[THE TASK] Read the listing and extract each line that includes the word "Informe".

+++ SUPPLIED DATA +++

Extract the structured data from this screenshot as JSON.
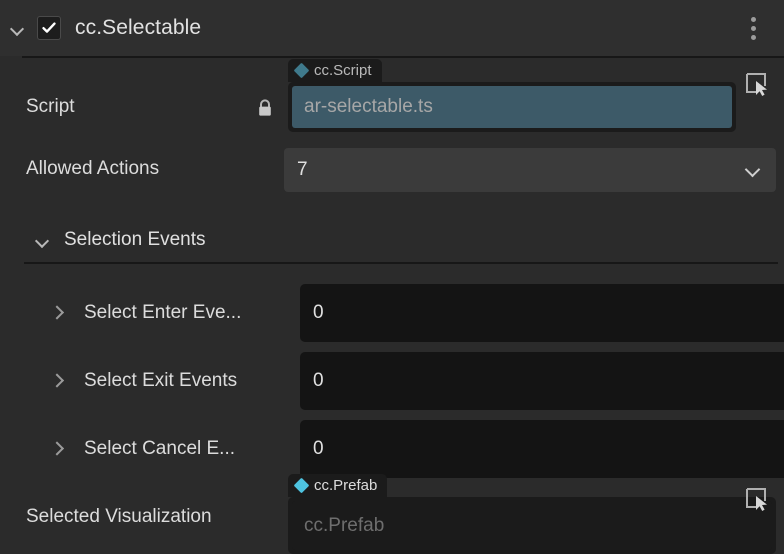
{
  "component": {
    "title": "cc.Selectable",
    "enabled_checkbox": true,
    "expand_icon": "chevron-down-icon",
    "menu_icon": "kebab-menu-icon",
    "accent_script": "#3f7a8c",
    "accent_prefab": "#4ec3e0",
    "field_blue": "#3d5a68"
  },
  "script_row": {
    "label": "Script",
    "lock_icon": "lock-icon",
    "tag_label": "cc.Script",
    "tag_icon": "diamond-icon",
    "value": "ar-selectable.ts",
    "locate_icon": "locate-node-icon"
  },
  "allowed_actions": {
    "label": "Allowed Actions",
    "value": "7",
    "caret_icon": "chevron-down-icon"
  },
  "selection_events": {
    "title": "Selection Events",
    "expand_icon": "chevron-down-icon",
    "rows": [
      {
        "label": "Select Enter Eve...",
        "value": "0",
        "caret_icon": "chevron-right-icon"
      },
      {
        "label": "Select Exit Events",
        "value": "0",
        "caret_icon": "chevron-right-icon"
      },
      {
        "label": "Select Cancel E...",
        "value": "0",
        "caret_icon": "chevron-right-icon"
      }
    ]
  },
  "selected_visualization": {
    "label": "Selected Visualization",
    "tag_label": "cc.Prefab",
    "tag_icon": "diamond-icon",
    "placeholder": "cc.Prefab",
    "locate_icon": "locate-node-icon"
  }
}
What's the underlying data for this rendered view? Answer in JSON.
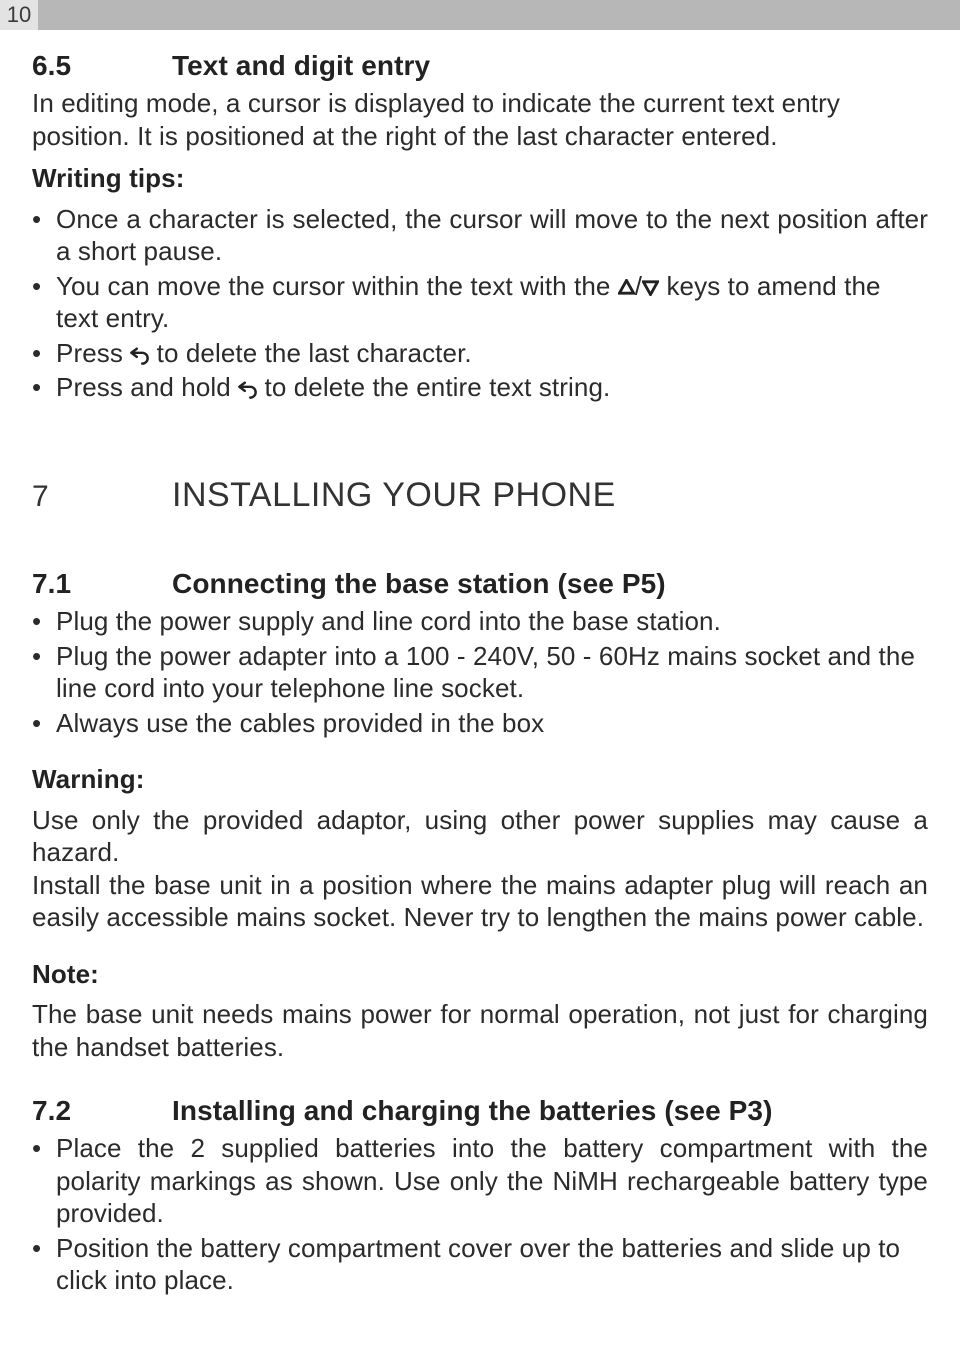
{
  "page_number": "10",
  "section_6_5": {
    "num": "6.5",
    "title": "Text and digit entry",
    "intro": "In editing mode, a cursor is displayed to indicate the current text entry position. It is positioned at the right of the last character entered.",
    "writing_tips_label": "Writing tips:",
    "bullets": {
      "b1": "Once a character is selected, the cursor will move to the next position after a short pause.",
      "b2_pre": "You can move the cursor within the text with the ",
      "b2_post": " keys to amend the text entry.",
      "b3_pre": "Press ",
      "b3_post": " to delete the last character.",
      "b4_pre": "Press and hold ",
      "b4_post": " to delete the entire text string."
    }
  },
  "chapter_7": {
    "num": "7",
    "title": "INSTALLING YOUR PHONE"
  },
  "section_7_1": {
    "num": "7.1",
    "title": "Connecting the base station (see P5)",
    "bullets": {
      "b1": "Plug the power supply and line cord into the base station.",
      "b2": "Plug the power adapter into a 100 - 240V, 50 - 60Hz mains socket and the line cord into your telephone line socket.",
      "b3": "Always use the cables provided in the box"
    },
    "warning_label": "Warning:",
    "warning_text": "Use only the provided adaptor, using other power supplies may cause a hazard.\nInstall the base unit in a position where the mains adapter plug will reach an easily accessible mains socket. Never try to lengthen the mains power cable.",
    "note_label": "Note:",
    "note_text": "The base unit needs mains power for normal operation, not just for charging the handset batteries."
  },
  "section_7_2": {
    "num": "7.2",
    "title": "Installing and charging the batteries (see P3)",
    "bullets": {
      "b1": "Place the 2 supplied batteries into the battery compartment with the polarity markings as shown. Use only the NiMH rechargeable battery type provided.",
      "b2": "Position the battery compartment cover over the batteries and slide up to click into place."
    }
  },
  "icons": {
    "up": "up-triangle",
    "down": "down-triangle",
    "slash": "/",
    "back": "back-arrow"
  }
}
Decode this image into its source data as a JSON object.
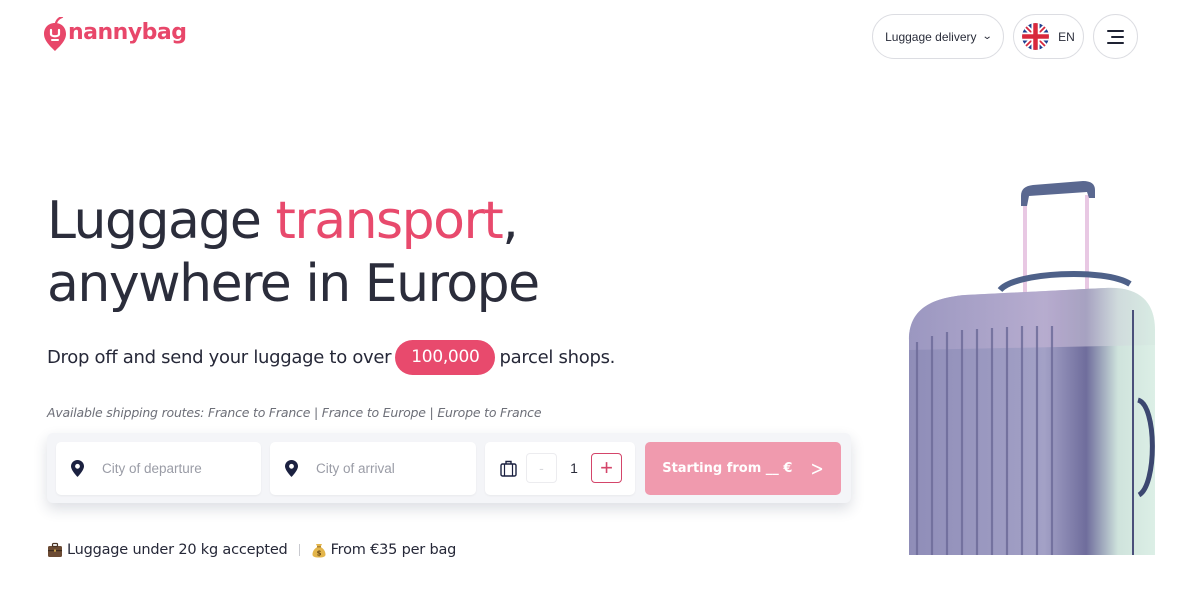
{
  "brand": {
    "name": "nannybag",
    "color": "#e8476a"
  },
  "nav": {
    "delivery_label": "Luggage delivery",
    "delivery_icon": "chevron-down-icon",
    "language_label": "EN",
    "language_flag": "uk-flag-icon",
    "menu_icon": "hamburger-menu-icon"
  },
  "hero": {
    "headline_part1": "Luggage ",
    "headline_accent": "transport",
    "headline_part2": ",",
    "headline_line2": "anywhere in Europe",
    "subline_before": "Drop off and send your luggage to over",
    "subline_badge": "100,000",
    "subline_after": "parcel shops.",
    "routes": "Available shipping routes: France to France | France to Europe | Europe to France",
    "accent_color": "#e84a6d"
  },
  "search": {
    "departure_placeholder": "City of departure",
    "departure_value": "",
    "arrival_placeholder": "City of arrival",
    "arrival_value": "",
    "bags_icon": "suitcase-icon",
    "minus_label": "-",
    "plus_label": "+",
    "quantity": "1",
    "cta_label": "Starting from __ €",
    "cta_icon": "chevron-right-icon",
    "cta_color": "#f09aae"
  },
  "features": [
    {
      "icon": "briefcase-emoji-icon",
      "label": "Luggage under 20 kg accepted"
    },
    {
      "icon": "money-bag-emoji-icon",
      "label": "From €35 per bag"
    }
  ]
}
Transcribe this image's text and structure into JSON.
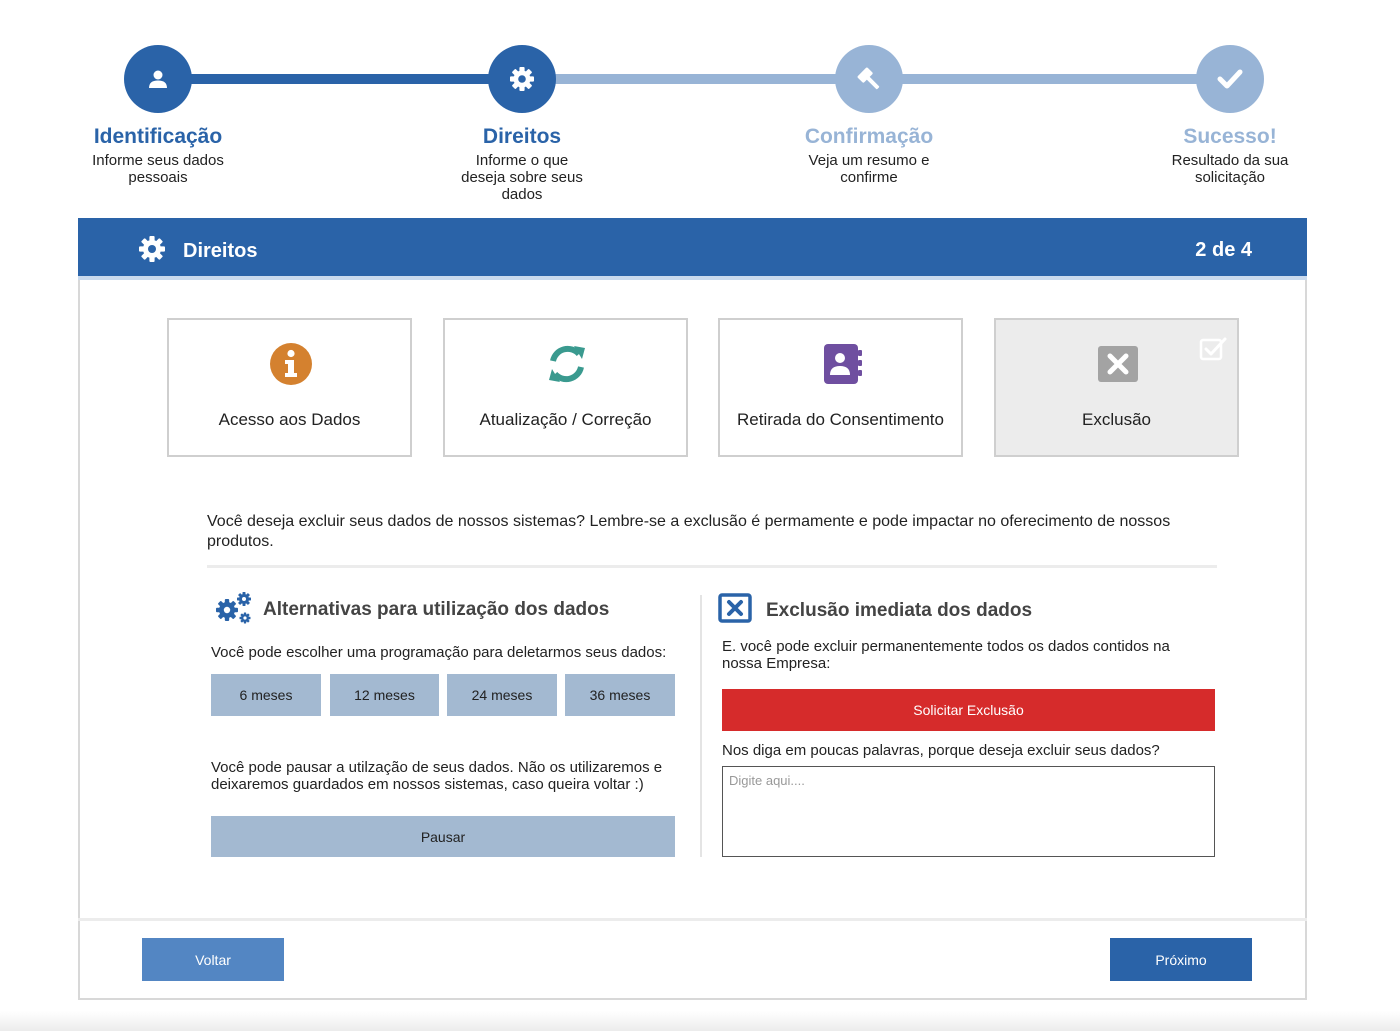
{
  "stepper": {
    "steps": [
      {
        "title": "Identificação",
        "desc": "Informe seus dados pessoais",
        "icon": "user-icon",
        "state": "active"
      },
      {
        "title": "Direitos",
        "desc": "Informe o que deseja sobre seus dados",
        "icon": "gear-icon",
        "state": "active"
      },
      {
        "title": "Confirmação",
        "desc": "Veja um resumo e confirme",
        "icon": "gavel-icon",
        "state": "inactive"
      },
      {
        "title": "Sucesso!",
        "desc": "Resultado da sua solicitação",
        "icon": "check-icon",
        "state": "inactive"
      }
    ]
  },
  "header": {
    "title": "Direitos",
    "count": "2 de 4",
    "icon": "gear-icon"
  },
  "options": [
    {
      "label": "Acesso aos Dados",
      "icon": "info-icon",
      "color": "#d4812f"
    },
    {
      "label": "Atualização / Correção",
      "icon": "refresh-icon",
      "color": "#3a9a8f"
    },
    {
      "label": "Retirada do Consentimento",
      "icon": "address-book-icon",
      "color": "#6f4fa0"
    },
    {
      "label": "Exclusão",
      "icon": "close-box-icon",
      "color": "#a3a3a3",
      "selected": true
    }
  ],
  "intro": "Você deseja excluir seus dados de nossos sistemas? Lembre-se a exclusão é permamente e pode impactar no oferecimento de nossos produtos.",
  "alternatives": {
    "title": "Alternativas para utilização dos dados",
    "schedule_text": "Você pode escolher uma programação para deletarmos seus dados:",
    "schedule_options": [
      "6 meses",
      "12 meses",
      "24 meses",
      "36 meses"
    ],
    "pause_text": "Você pode pausar a utilzação de seus dados. Não os utilizaremos e deixaremos guardados em nossos sistemas, caso queira voltar :)",
    "pause_label": "Pausar"
  },
  "deletion": {
    "title": "Exclusão imediata dos dados",
    "text": "E. você pode excluir permanentemente todos os dados contidos na nossa Empresa:",
    "request_label": "Solicitar Exclusão",
    "reason_label": "Nos diga em poucas palavras, porque deseja excluir seus dados?",
    "reason_placeholder": "Digite aqui...."
  },
  "footer": {
    "back_label": "Voltar",
    "next_label": "Próximo"
  },
  "colors": {
    "primary": "#2a63a8",
    "inactive": "#98b4d6",
    "danger": "#d62b2b",
    "muted_button": "#a3b9d1"
  }
}
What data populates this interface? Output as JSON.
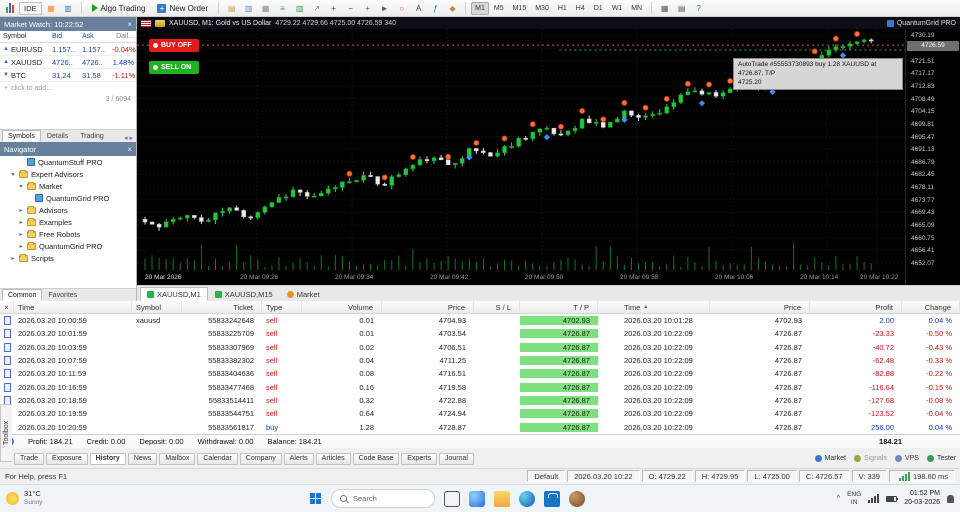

+++

[ANSWER TO THE PROBLEM]
        "desc": "Informe seus dados pessoais",
        "desc": "Informe o que deseja sobre seus dados",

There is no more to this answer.